[start RECORDS FOR THIS EXERCISE]
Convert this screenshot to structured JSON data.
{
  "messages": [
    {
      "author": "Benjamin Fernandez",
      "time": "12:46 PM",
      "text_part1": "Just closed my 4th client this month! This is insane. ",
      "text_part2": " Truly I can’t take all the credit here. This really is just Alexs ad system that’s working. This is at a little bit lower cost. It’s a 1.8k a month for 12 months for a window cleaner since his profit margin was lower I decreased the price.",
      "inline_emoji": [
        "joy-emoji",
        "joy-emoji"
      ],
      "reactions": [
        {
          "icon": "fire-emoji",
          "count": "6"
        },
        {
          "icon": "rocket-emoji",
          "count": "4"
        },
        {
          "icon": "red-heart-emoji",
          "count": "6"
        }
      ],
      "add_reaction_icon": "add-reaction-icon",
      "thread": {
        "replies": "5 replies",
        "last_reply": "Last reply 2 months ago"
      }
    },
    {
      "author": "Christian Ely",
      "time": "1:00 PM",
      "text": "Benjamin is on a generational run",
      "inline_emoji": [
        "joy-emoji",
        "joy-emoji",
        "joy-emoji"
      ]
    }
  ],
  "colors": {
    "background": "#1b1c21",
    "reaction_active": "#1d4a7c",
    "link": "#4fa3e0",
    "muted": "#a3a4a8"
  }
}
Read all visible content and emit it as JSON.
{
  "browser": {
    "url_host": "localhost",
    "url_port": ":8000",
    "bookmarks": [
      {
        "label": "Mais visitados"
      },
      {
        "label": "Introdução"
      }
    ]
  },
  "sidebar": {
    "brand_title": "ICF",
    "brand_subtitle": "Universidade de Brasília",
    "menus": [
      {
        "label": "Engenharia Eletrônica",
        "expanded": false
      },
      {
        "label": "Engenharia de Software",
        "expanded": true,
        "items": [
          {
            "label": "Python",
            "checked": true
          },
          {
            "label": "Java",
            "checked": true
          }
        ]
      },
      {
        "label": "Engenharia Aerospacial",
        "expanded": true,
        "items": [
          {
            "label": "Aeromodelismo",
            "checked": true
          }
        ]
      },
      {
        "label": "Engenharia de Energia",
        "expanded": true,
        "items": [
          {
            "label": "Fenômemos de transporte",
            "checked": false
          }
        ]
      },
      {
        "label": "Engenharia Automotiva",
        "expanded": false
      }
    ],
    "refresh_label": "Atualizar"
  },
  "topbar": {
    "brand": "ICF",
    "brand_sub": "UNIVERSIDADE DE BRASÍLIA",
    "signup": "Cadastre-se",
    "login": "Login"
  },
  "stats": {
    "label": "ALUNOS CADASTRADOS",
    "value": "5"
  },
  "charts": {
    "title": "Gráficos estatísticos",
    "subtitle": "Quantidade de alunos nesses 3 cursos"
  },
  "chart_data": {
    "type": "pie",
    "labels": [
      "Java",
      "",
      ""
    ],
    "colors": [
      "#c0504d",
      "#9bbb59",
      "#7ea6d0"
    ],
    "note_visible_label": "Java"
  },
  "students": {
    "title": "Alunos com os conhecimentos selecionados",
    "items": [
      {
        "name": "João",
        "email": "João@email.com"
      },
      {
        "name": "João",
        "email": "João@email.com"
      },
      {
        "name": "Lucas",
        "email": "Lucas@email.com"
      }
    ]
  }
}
[end RECORDS FOR THIS EXERCISE]
_WORK TO COMPLETE_.
Word for word, write out the data.

_ANSWER FOR THE TASK_.
Convert this screenshot to structured JSON data.
{
  "messages": [
    {
      "author": "Benjamin Fernandez",
      "time": "12:46 PM",
      "text_part1": "Just closed my 4th client this month! This is insane. ",
      "text_part2": " Truly I can’t take all the credit here. This really is just Alexs ad system that’s working. This is at a little bit lower cost. It’s a 1.8k a month for 12 months for a window cleaner since his profit margin was lower I decreased the price.",
      "inline_emoji": [
        "joy-emoji",
        "joy-emoji"
      ],
      "reactions": [
        {
          "icon": "fire-emoji",
          "count": "6"
        },
        {
          "icon": "rocket-emoji",
          "count": "4"
        },
        {
          "icon": "red-heart-emoji",
          "count": "6"
        }
      ],
      "add_reaction_icon": "add-reaction-icon",
      "thread": {
        "replies": "5 replies",
        "last_reply": "Last reply 2 months ago"
      }
    },
    {
      "author": "Christian Ely",
      "time": "1:00 PM",
      "text": "Benjamin is on a generational run",
      "inline_emoji": [
        "joy-emoji",
        "joy-emoji",
        "joy-emoji"
      ]
    }
  ],
  "colors": {
    "background": "#1b1c21",
    "reaction_active": "#1d4a7c",
    "link": "#4fa3e0",
    "muted": "#a3a4a8"
  }
}
Read all visible content and emit it as JSON.
{
  "browser": {
    "url_host": "localhost",
    "url_port": ":8000",
    "bookmarks": [
      {
        "label": "Mais visitados"
      },
      {
        "label": "Introdução"
      }
    ]
  },
  "sidebar": {
    "brand_title": "ICF",
    "brand_subtitle": "Universidade de Brasília",
    "menus": [
      {
        "label": "Engenharia Eletrônica",
        "expanded": false
      },
      {
        "label": "Engenharia de Software",
        "expanded": true,
        "items": [
          {
            "label": "Python",
            "checked": true
          },
          {
            "label": "Java",
            "checked": true
          }
        ]
      },
      {
        "label": "Engenharia Aerospacial",
        "expanded": true,
        "items": [
          {
            "label": "Aeromodelismo",
            "checked": true
          }
        ]
      },
      {
        "label": "Engenharia de Energia",
        "expanded": true,
        "items": [
          {
            "label": "Fenômemos de transporte",
            "checked": false
          }
        ]
      },
      {
        "label": "Engenharia Automotiva",
        "expanded": false
      }
    ],
    "refresh_label": "Atualizar"
  },
  "topbar": {
    "brand": "ICF",
    "brand_sub": "UNIVERSIDADE DE BRASÍLIA",
    "signup": "Cadastre-se",
    "login": "Login"
  },
  "stats": {
    "label": "ALUNOS CADASTRADOS",
    "value": "5"
  },
  "charts": {
    "title": "Gráficos estatísticos",
    "subtitle": "Quantidade de alunos nesses 3 cursos"
  },
  "chart_data": {
    "type": "pie",
    "labels": [
      "Java",
      "",
      ""
    ],
    "colors": [
      "#c0504d",
      "#9bbb59",
      "#7ea6d0"
    ],
    "note_visible_label": "Java"
  },
  "students": {
    "title": "Alunos com os conhecimentos selecionados",
    "items": [
      {
        "name": "João",
        "email": "João@email.com"
      },
      {
        "name": "João",
        "email": "João@email.com"
      },
      {
        "name": "Lucas",
        "email": "Lucas@email.com"
      }
    ]
  }
}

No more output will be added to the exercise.